* **TASK DIRECTIONS**:
Quote every line as given.

Dataset records:
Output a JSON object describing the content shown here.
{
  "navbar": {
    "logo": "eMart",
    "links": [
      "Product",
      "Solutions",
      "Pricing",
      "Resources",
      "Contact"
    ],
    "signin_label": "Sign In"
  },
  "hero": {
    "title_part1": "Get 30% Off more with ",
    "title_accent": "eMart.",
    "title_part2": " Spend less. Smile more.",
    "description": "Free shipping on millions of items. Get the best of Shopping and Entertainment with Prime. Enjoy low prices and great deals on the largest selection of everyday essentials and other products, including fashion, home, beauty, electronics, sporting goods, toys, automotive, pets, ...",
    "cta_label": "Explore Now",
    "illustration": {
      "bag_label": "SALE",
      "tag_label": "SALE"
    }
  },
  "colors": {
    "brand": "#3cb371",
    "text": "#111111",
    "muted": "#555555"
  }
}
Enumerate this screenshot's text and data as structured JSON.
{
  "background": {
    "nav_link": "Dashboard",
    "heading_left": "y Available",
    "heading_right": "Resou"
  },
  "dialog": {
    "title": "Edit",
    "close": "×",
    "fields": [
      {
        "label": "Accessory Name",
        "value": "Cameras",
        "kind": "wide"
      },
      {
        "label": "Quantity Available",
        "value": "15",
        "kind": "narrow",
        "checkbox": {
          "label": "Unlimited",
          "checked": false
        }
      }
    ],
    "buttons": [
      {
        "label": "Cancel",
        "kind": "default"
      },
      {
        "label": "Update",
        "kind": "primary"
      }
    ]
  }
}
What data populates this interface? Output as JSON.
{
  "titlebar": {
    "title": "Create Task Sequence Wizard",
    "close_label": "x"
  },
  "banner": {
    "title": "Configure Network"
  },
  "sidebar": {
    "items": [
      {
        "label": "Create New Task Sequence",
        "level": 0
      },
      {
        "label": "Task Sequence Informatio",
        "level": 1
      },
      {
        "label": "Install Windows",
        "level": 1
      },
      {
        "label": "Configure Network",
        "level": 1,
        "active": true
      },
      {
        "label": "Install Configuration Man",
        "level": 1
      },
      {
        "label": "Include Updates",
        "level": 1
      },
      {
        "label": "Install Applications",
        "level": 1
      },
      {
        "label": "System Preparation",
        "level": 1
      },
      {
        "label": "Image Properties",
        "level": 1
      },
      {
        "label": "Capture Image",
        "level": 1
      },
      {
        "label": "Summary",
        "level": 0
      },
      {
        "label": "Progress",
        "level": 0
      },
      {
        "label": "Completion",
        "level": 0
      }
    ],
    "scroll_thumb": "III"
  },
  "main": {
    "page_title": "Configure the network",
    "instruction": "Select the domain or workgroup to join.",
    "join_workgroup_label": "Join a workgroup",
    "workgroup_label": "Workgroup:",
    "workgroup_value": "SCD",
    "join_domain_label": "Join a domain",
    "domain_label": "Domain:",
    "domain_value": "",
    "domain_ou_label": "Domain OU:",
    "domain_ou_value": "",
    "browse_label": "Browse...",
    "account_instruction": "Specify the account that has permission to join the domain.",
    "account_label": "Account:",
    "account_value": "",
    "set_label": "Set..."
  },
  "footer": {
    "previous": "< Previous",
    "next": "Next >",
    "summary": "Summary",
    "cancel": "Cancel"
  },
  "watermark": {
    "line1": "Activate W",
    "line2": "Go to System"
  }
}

* **PROBLEM SOLUTION**:
Output a JSON object describing the content shown here.
{
  "navbar": {
    "logo": "eMart",
    "links": [
      "Product",
      "Solutions",
      "Pricing",
      "Resources",
      "Contact"
    ],
    "signin_label": "Sign In"
  },
  "hero": {
    "title_part1": "Get 30% Off more with ",
    "title_accent": "eMart.",
    "title_part2": " Spend less. Smile more.",
    "description": "Free shipping on millions of items. Get the best of Shopping and Entertainment with Prime. Enjoy low prices and great deals on the largest selection of everyday essentials and other products, including fashion, home, beauty, electronics, sporting goods, toys, automotive, pets, ...",
    "cta_label": "Explore Now",
    "illustration": {
      "bag_label": "SALE",
      "tag_label": "SALE"
    }
  },
  "colors": {
    "brand": "#3cb371",
    "text": "#111111",
    "muted": "#555555"
  }
}
Enumerate this screenshot's text and data as structured JSON.
{
  "background": {
    "nav_link": "Dashboard",
    "heading_left": "y Available",
    "heading_right": "Resou"
  },
  "dialog": {
    "title": "Edit",
    "close": "×",
    "fields": [
      {
        "label": "Accessory Name",
        "value": "Cameras",
        "kind": "wide"
      },
      {
        "label": "Quantity Available",
        "value": "15",
        "kind": "narrow",
        "checkbox": {
          "label": "Unlimited",
          "checked": false
        }
      }
    ],
    "buttons": [
      {
        "label": "Cancel",
        "kind": "default"
      },
      {
        "label": "Update",
        "kind": "primary"
      }
    ]
  }
}
What data populates this interface? Output as JSON.
{
  "titlebar": {
    "title": "Create Task Sequence Wizard",
    "close_label": "x"
  },
  "banner": {
    "title": "Configure Network"
  },
  "sidebar": {
    "items": [
      {
        "label": "Create New Task Sequence",
        "level": 0
      },
      {
        "label": "Task Sequence Informatio",
        "level": 1
      },
      {
        "label": "Install Windows",
        "level": 1
      },
      {
        "label": "Configure Network",
        "level": 1,
        "active": true
      },
      {
        "label": "Install Configuration Man",
        "level": 1
      },
      {
        "label": "Include Updates",
        "level": 1
      },
      {
        "label": "Install Applications",
        "level": 1
      },
      {
        "label": "System Preparation",
        "level": 1
      },
      {
        "label": "Image Properties",
        "level": 1
      },
      {
        "label": "Capture Image",
        "level": 1
      },
      {
        "label": "Summary",
        "level": 0
      },
      {
        "label": "Progress",
        "level": 0
      },
      {
        "label": "Completion",
        "level": 0
      }
    ],
    "scroll_thumb": "III"
  },
  "main": {
    "page_title": "Configure the network",
    "instruction": "Select the domain or workgroup to join.",
    "join_workgroup_label": "Join a workgroup",
    "workgroup_label": "Workgroup:",
    "workgroup_value": "SCD",
    "join_domain_label": "Join a domain",
    "domain_label": "Domain:",
    "domain_value": "",
    "domain_ou_label": "Domain OU:",
    "domain_ou_value": "",
    "browse_label": "Browse...",
    "account_instruction": "Specify the account that has permission to join the domain.",
    "account_label": "Account:",
    "account_value": "",
    "set_label": "Set..."
  },
  "footer": {
    "previous": "< Previous",
    "next": "Next >",
    "summary": "Summary",
    "cancel": "Cancel"
  },
  "watermark": {
    "line1": "Activate W",
    "line2": "Go to System"
  }
}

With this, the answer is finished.